## PROBLEM REQUIREMENTS
Pick out all lines in the listing holding the string "modern" and copy them.

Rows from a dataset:
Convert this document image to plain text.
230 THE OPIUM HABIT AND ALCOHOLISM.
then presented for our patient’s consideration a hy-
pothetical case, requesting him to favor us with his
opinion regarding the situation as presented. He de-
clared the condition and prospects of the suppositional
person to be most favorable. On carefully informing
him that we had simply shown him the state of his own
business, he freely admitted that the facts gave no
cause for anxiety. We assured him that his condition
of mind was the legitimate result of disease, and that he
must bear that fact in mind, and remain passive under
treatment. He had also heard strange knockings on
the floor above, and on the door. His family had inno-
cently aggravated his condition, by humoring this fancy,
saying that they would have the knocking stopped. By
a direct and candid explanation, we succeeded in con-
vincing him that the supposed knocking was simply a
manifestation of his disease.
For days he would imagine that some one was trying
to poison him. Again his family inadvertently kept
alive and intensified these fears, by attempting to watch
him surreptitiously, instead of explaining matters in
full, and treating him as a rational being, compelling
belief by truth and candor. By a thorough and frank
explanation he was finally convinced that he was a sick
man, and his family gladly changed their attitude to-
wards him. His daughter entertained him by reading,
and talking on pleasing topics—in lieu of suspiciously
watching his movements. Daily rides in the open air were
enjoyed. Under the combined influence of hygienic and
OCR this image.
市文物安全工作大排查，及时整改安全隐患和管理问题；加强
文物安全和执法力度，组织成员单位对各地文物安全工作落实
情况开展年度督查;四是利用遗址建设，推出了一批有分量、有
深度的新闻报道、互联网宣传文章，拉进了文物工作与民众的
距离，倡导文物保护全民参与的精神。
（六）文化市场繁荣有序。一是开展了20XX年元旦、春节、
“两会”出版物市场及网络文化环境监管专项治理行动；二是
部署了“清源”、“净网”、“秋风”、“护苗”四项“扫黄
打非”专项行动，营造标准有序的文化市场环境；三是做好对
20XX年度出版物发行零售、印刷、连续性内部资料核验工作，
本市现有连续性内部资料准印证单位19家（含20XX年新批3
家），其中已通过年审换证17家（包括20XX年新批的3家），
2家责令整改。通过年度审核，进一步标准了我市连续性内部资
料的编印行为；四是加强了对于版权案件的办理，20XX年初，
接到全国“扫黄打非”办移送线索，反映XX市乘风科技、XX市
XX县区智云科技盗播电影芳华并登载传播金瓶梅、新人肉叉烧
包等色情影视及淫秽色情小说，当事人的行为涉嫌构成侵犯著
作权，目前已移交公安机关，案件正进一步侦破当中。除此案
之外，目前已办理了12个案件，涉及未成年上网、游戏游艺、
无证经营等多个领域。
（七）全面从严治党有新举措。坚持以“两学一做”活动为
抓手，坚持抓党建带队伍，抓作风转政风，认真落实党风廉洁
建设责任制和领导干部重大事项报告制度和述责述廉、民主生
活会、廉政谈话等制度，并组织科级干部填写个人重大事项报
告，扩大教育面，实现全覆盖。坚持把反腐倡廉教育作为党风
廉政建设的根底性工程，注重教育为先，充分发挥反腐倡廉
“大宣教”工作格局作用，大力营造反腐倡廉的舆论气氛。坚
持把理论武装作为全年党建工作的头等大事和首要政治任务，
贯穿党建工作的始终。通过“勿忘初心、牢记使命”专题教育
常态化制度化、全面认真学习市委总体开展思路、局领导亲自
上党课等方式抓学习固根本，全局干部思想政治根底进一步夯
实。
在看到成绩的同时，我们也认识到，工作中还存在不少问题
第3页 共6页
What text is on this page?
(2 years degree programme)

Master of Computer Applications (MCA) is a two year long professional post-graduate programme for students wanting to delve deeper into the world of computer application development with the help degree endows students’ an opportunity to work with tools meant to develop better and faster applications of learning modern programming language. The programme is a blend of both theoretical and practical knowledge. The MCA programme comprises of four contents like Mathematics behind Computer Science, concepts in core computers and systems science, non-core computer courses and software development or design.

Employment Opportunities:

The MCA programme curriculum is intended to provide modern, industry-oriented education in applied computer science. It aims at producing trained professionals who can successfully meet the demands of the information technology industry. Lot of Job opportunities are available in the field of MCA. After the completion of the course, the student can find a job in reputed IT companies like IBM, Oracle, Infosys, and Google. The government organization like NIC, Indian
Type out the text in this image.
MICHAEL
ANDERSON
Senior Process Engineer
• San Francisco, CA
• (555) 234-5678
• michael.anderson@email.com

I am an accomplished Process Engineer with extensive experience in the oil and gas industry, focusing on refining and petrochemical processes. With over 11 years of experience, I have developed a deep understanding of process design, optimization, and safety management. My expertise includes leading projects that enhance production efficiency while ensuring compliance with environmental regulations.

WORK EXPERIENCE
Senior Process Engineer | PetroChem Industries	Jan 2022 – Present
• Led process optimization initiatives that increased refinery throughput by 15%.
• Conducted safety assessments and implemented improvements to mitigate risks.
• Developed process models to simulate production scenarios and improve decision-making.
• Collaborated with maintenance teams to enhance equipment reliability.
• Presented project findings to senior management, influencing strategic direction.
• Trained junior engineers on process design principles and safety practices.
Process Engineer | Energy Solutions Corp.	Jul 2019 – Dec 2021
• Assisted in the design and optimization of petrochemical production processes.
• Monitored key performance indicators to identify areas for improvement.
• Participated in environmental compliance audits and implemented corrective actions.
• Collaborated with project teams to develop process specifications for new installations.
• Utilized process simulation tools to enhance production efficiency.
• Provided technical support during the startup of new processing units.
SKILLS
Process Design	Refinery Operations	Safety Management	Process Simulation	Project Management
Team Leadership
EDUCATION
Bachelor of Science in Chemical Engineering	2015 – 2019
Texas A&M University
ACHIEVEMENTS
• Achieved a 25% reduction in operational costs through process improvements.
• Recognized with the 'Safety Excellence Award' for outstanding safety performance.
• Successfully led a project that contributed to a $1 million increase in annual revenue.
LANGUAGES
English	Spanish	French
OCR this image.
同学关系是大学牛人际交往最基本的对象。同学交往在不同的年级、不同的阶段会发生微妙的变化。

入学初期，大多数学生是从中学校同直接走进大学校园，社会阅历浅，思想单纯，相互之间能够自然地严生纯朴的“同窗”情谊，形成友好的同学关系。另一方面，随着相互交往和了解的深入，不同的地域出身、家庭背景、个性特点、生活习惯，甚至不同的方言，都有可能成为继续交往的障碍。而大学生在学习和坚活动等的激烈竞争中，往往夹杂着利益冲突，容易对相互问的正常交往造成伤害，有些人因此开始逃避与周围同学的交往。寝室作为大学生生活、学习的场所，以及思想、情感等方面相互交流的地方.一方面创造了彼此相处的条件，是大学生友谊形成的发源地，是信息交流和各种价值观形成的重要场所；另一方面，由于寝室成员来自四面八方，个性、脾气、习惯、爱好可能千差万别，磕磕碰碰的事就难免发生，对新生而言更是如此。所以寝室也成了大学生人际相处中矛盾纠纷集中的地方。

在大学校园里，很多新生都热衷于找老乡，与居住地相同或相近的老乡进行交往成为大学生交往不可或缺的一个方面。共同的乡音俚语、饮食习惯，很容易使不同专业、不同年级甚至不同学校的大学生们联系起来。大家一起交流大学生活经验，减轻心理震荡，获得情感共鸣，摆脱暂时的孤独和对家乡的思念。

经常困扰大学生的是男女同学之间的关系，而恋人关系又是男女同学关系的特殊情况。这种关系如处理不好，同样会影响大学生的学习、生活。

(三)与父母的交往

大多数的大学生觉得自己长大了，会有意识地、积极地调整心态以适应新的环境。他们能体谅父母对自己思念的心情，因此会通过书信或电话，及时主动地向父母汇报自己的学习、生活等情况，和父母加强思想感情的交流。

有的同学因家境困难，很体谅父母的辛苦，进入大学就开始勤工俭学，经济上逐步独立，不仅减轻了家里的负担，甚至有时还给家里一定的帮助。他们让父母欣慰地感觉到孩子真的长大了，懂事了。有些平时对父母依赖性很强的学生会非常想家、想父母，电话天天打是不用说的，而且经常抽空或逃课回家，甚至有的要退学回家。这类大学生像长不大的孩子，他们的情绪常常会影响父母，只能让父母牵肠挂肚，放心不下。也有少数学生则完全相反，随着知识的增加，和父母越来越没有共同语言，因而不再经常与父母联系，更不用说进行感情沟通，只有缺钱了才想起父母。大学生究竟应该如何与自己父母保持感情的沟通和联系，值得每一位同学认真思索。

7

## EXERCISE SOLUTION
Master of Computer Applications (MCA) is a two year long professional post-graduate programme for students wanting to delve deeper into the world of computer application development with the help degree endows students’ an opportunity to work with tools meant to develop better and faster applications of learning modern programming language. The programme is a blend of both theoretical and practical knowledge. The MCA programme comprises of four contents like Mathematics behind Computer Science, concepts in core computers and systems science, non-core computer courses and software development or design.
The MCA programme curriculum is intended to provide modern, industry-oriented education in applied computer science. It aims at producing trained professionals who can successfully meet the demands of the information technology industry. Lot of Job opportunities are available in the field of MCA. After the completion of the course, the student can find a job in reputed IT companies like IBM, Oracle, Infosys, and Google. The government organization like NIC, Indian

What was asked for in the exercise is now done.